**Task requirements:**
Write out the listing below again, precisely as it is given.

Data items
=-=-=-=-=

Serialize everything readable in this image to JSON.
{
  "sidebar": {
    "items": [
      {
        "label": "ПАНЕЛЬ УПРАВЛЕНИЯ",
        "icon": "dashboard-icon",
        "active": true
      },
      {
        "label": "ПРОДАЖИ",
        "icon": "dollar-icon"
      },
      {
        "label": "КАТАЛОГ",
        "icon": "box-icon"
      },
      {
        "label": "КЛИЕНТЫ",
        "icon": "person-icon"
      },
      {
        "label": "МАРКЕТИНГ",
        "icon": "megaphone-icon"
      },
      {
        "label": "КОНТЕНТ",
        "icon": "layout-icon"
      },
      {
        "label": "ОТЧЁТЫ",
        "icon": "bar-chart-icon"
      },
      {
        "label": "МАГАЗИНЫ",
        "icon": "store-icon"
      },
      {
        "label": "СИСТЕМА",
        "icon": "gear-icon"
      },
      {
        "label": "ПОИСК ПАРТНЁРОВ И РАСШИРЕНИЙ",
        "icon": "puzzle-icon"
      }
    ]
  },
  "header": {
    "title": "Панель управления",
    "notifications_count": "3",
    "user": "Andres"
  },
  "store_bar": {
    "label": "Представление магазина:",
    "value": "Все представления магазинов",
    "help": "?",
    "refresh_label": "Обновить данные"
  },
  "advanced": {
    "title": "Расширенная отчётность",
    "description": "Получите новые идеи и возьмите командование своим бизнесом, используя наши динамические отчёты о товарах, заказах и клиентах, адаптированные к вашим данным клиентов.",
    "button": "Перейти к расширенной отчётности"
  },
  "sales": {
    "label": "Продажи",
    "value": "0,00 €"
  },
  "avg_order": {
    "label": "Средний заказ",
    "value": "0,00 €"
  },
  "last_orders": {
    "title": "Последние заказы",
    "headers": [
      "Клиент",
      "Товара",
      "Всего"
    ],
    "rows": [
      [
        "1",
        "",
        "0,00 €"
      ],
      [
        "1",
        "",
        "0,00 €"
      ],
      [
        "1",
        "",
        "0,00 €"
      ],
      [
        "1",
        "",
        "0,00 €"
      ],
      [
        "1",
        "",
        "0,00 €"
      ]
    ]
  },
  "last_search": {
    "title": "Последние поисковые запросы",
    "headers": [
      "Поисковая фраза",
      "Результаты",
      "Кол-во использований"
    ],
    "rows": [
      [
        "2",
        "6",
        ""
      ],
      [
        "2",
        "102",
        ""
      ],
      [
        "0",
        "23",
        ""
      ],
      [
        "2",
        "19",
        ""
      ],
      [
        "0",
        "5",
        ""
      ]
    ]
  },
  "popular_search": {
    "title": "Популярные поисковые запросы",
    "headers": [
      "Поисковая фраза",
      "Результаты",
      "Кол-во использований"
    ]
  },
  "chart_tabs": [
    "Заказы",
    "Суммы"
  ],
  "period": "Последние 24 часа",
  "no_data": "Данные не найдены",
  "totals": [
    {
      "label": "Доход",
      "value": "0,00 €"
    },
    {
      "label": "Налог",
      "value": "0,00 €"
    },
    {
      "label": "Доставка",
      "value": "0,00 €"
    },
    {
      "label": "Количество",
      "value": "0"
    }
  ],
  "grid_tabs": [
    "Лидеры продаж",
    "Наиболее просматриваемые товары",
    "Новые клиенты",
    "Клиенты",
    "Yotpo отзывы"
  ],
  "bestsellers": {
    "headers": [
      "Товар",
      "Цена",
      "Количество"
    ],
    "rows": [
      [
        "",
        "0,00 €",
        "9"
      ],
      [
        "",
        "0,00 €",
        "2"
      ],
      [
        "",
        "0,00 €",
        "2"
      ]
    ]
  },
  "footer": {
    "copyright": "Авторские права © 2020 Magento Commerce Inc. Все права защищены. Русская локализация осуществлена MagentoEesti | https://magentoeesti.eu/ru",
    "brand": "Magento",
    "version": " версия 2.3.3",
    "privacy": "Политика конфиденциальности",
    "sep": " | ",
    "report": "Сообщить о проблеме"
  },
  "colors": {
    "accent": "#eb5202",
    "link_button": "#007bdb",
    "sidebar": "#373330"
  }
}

=-=-=-=-=

**The answer:**
Serialize everything readable in this image to JSON.
{
  "sidebar": {
    "items": [
      {
        "label": "ПАНЕЛЬ УПРАВЛЕНИЯ",
        "icon": "dashboard-icon",
        "active": true
      },
      {
        "label": "ПРОДАЖИ",
        "icon": "dollar-icon"
      },
      {
        "label": "КАТАЛОГ",
        "icon": "box-icon"
      },
      {
        "label": "КЛИЕНТЫ",
        "icon": "person-icon"
      },
      {
        "label": "МАРКЕТИНГ",
        "icon": "megaphone-icon"
      },
      {
        "label": "КОНТЕНТ",
        "icon": "layout-icon"
      },
      {
        "label": "ОТЧЁТЫ",
        "icon": "bar-chart-icon"
      },
      {
        "label": "МАГАЗИНЫ",
        "icon": "store-icon"
      },
      {
        "label": "СИСТЕМА",
        "icon": "gear-icon"
      },
      {
        "label": "ПОИСК ПАРТНЁРОВ И РАСШИРЕНИЙ",
        "icon": "puzzle-icon"
      }
    ]
  },
  "header": {
    "title": "Панель управления",
    "notifications_count": "3",
    "user": "Andres"
  },
  "store_bar": {
    "label": "Представление магазина:",
    "value": "Все представления магазинов",
    "help": "?",
    "refresh_label": "Обновить данные"
  },
  "advanced": {
    "title": "Расширенная отчётность",
    "description": "Получите новые идеи и возьмите командование своим бизнесом, используя наши динамические отчёты о товарах, заказах и клиентах, адаптированные к вашим данным клиентов.",
    "button": "Перейти к расширенной отчётности"
  },
  "sales": {
    "label": "Продажи",
    "value": "0,00 €"
  },
  "avg_order": {
    "label": "Средний заказ",
    "value": "0,00 €"
  },
  "last_orders": {
    "title": "Последние заказы",
    "headers": [
      "Клиент",
      "Товара",
      "Всего"
    ],
    "rows": [
      [
        "1",
        "",
        "0,00 €"
      ],
      [
        "1",
        "",
        "0,00 €"
      ],
      [
        "1",
        "",
        "0,00 €"
      ],
      [
        "1",
        "",
        "0,00 €"
      ],
      [
        "1",
        "",
        "0,00 €"
      ]
    ]
  },
  "last_search": {
    "title": "Последние поисковые запросы",
    "headers": [
      "Поисковая фраза",
      "Результаты",
      "Кол-во использований"
    ],
    "rows": [
      [
        "2",
        "6",
        ""
      ],
      [
        "2",
        "102",
        ""
      ],
      [
        "0",
        "23",
        ""
      ],
      [
        "2",
        "19",
        ""
      ],
      [
        "0",
        "5",
        ""
      ]
    ]
  },
  "popular_search": {
    "title": "Популярные поисковые запросы",
    "headers": [
      "Поисковая фраза",
      "Результаты",
      "Кол-во использований"
    ]
  },
  "chart_tabs": [
    "Заказы",
    "Суммы"
  ],
  "period": "Последние 24 часа",
  "no_data": "Данные не найдены",
  "totals": [
    {
      "label": "Доход",
      "value": "0,00 €"
    },
    {
      "label": "Налог",
      "value": "0,00 €"
    },
    {
      "label": "Доставка",
      "value": "0,00 €"
    },
    {
      "label": "Количество",
      "value": "0"
    }
  ],
  "grid_tabs": [
    "Лидеры продаж",
    "Наиболее просматриваемые товары",
    "Новые клиенты",
    "Клиенты",
    "Yotpo отзывы"
  ],
  "bestsellers": {
    "headers": [
      "Товар",
      "Цена",
      "Количество"
    ],
    "rows": [
      [
        "",
        "0,00 €",
        "9"
      ],
      [
        "",
        "0,00 €",
        "2"
      ],
      [
        "",
        "0,00 €",
        "2"
      ]
    ]
  },
  "footer": {
    "copyright": "Авторские права © 2020 Magento Commerce Inc. Все права защищены. Русская локализация осуществлена MagentoEesti | https://magentoeesti.eu/ru",
    "brand": "Magento",
    "version": " версия 2.3.3",
    "privacy": "Политика конфиденциальности",
    "sep": " | ",
    "report": "Сообщить о проблеме"
  },
  "colors": {
    "accent": "#eb5202",
    "link_button": "#007bdb",
    "sidebar": "#373330"
  }
}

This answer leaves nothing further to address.